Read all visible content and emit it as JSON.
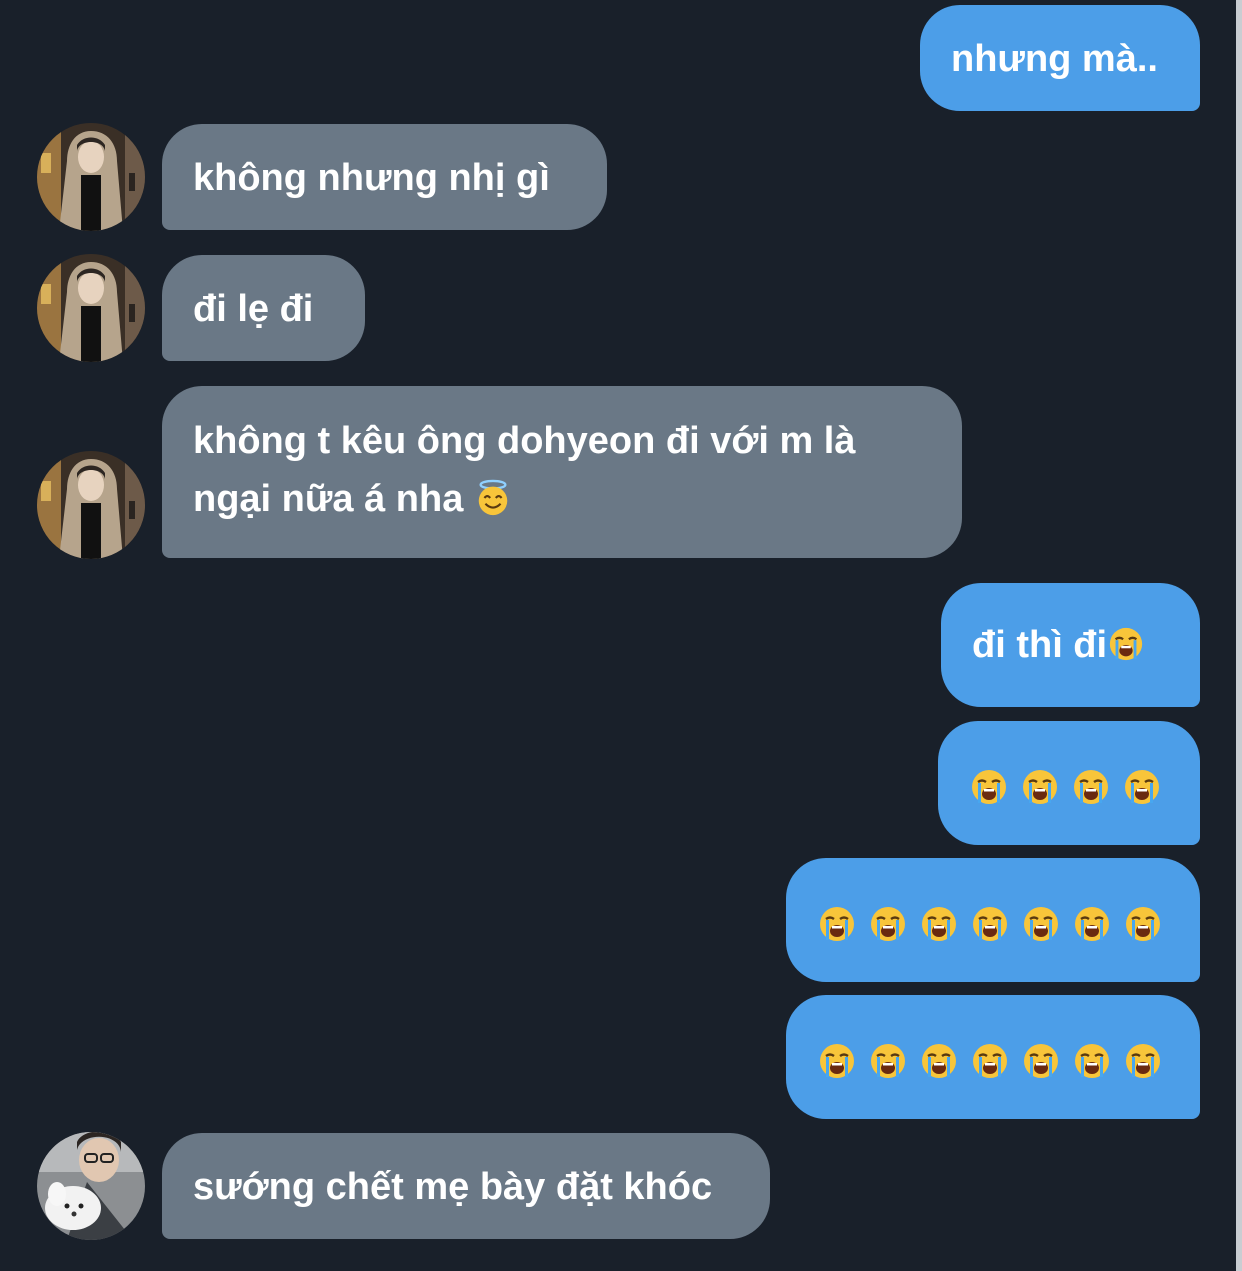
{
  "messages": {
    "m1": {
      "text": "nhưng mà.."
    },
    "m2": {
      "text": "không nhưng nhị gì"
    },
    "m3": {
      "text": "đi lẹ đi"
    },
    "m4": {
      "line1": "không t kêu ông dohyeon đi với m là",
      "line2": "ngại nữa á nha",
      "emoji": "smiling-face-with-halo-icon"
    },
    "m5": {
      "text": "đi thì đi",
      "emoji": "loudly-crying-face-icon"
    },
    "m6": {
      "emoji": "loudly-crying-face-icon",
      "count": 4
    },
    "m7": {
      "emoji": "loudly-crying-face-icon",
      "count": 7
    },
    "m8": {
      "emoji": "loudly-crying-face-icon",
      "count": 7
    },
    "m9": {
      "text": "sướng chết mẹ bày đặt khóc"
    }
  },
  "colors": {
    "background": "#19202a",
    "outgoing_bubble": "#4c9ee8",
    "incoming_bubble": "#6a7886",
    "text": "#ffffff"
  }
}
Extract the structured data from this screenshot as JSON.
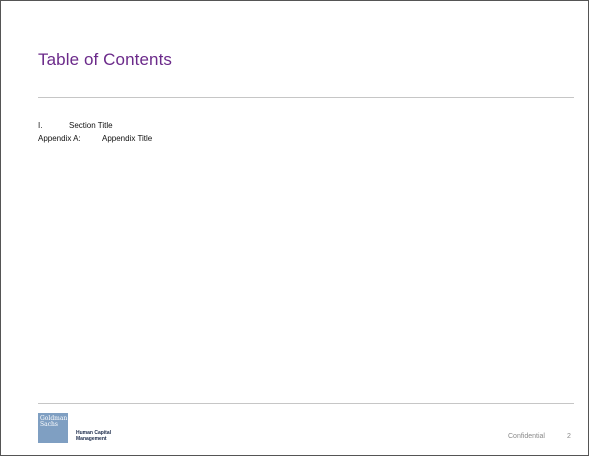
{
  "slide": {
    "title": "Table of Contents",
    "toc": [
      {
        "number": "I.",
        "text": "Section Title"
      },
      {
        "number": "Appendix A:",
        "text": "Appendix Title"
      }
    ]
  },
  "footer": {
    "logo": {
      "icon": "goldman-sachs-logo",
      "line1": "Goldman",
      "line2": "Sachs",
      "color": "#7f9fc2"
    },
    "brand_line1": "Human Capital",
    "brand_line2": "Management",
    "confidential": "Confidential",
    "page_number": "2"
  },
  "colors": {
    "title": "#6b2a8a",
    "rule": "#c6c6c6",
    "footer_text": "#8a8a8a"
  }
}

■ WHAT IS BEING ASKED ■
Copy the entries above faithfully and omit every image.

■ WRITTEN REPLY ■
Read all visible content and emit it as JSON.
{
  "messages": {
    "m1": {
      "text": "nhưng mà.."
    },
    "m2": {
      "text": "không nhưng nhị gì"
    },
    "m3": {
      "text": "đi lẹ đi"
    },
    "m4": {
      "line1": "không t kêu ông dohyeon đi với m là",
      "line2": "ngại nữa á nha",
      "emoji": "smiling-face-with-halo-icon"
    },
    "m5": {
      "text": "đi thì đi",
      "emoji": "loudly-crying-face-icon"
    },
    "m6": {
      "emoji": "loudly-crying-face-icon",
      "count": 4
    },
    "m7": {
      "emoji": "loudly-crying-face-icon",
      "count": 7
    },
    "m8": {
      "emoji": "loudly-crying-face-icon",
      "count": 7
    },
    "m9": {
      "text": "sướng chết mẹ bày đặt khóc"
    }
  },
  "colors": {
    "background": "#19202a",
    "outgoing_bubble": "#4c9ee8",
    "incoming_bubble": "#6a7886",
    "text": "#ffffff"
  }
}
Extract the structured data from this screenshot as JSON.
{
  "slide": {
    "title": "Table of Contents",
    "toc": [
      {
        "number": "I.",
        "text": "Section Title"
      },
      {
        "number": "Appendix A:",
        "text": "Appendix Title"
      }
    ]
  },
  "footer": {
    "logo": {
      "icon": "goldman-sachs-logo",
      "line1": "Goldman",
      "line2": "Sachs",
      "color": "#7f9fc2"
    },
    "brand_line1": "Human Capital",
    "brand_line2": "Management",
    "confidential": "Confidential",
    "page_number": "2"
  },
  "colors": {
    "title": "#6b2a8a",
    "rule": "#c6c6c6",
    "footer_text": "#8a8a8a"
  }
}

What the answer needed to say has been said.